**Brief**
Extract every line of the material that holds the string "this".

::::

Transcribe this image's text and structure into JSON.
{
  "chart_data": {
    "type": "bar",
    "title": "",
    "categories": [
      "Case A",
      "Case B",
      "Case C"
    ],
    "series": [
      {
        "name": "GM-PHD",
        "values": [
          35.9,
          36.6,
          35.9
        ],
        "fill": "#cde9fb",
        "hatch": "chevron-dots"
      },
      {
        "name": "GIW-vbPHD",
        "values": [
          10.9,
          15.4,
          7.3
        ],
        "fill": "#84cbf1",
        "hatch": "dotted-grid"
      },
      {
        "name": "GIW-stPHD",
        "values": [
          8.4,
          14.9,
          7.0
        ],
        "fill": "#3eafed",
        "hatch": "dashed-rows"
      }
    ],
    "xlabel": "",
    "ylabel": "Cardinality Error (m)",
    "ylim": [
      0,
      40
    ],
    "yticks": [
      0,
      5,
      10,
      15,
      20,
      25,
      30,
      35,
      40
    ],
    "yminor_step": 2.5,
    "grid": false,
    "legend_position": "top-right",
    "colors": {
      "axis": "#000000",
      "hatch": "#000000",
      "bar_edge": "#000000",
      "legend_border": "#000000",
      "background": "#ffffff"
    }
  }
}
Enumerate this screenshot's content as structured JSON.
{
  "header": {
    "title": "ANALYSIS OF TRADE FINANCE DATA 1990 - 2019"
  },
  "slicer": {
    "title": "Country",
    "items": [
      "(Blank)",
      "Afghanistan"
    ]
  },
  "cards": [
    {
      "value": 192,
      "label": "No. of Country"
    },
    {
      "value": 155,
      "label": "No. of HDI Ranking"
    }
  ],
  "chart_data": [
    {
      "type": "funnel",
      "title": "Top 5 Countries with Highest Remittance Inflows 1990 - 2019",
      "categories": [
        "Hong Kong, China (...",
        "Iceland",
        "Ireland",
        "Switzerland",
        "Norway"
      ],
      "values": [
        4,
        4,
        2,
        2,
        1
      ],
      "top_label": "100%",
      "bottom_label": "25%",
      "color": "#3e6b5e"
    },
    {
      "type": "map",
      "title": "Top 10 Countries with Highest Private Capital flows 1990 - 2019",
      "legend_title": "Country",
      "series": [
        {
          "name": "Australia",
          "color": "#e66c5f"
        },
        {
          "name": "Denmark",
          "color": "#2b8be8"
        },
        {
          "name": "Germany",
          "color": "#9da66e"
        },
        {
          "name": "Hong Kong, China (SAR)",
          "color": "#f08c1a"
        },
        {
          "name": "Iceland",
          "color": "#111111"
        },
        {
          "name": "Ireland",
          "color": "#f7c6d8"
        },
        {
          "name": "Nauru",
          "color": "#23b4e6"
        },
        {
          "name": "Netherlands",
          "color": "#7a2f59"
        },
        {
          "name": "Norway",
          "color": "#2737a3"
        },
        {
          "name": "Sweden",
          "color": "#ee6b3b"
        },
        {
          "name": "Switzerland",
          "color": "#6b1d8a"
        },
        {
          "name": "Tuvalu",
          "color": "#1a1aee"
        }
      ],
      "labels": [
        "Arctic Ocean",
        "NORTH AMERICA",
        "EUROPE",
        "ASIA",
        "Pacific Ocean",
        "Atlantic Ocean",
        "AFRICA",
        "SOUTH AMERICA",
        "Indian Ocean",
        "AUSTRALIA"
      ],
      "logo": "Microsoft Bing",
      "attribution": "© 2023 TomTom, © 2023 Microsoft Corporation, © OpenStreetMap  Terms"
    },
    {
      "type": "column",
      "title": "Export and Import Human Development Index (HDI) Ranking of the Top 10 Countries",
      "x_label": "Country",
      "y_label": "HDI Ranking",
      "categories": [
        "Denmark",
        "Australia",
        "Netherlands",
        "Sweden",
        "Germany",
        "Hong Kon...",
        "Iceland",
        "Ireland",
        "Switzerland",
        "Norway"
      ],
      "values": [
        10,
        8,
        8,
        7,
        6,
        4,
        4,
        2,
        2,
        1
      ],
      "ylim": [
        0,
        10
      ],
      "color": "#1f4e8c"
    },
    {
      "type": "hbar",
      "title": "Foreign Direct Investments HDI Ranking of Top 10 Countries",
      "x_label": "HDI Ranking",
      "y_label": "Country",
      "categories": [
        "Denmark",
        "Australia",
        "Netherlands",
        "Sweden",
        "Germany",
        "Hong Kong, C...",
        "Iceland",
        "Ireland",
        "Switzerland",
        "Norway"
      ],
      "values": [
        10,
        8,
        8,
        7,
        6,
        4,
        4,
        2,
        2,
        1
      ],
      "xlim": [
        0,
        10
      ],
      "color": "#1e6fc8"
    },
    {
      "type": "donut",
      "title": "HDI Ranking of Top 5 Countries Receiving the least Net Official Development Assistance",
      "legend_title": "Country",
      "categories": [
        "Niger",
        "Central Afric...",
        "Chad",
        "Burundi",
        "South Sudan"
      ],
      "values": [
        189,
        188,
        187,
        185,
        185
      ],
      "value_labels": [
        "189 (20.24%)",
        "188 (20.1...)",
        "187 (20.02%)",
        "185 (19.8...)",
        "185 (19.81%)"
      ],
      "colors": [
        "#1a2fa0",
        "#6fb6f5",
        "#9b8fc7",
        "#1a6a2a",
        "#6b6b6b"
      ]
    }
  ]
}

::::

**Result of the task**
Transcribe this image's text and structure into JSON.
Enumerate this screenshot's content as structured JSON.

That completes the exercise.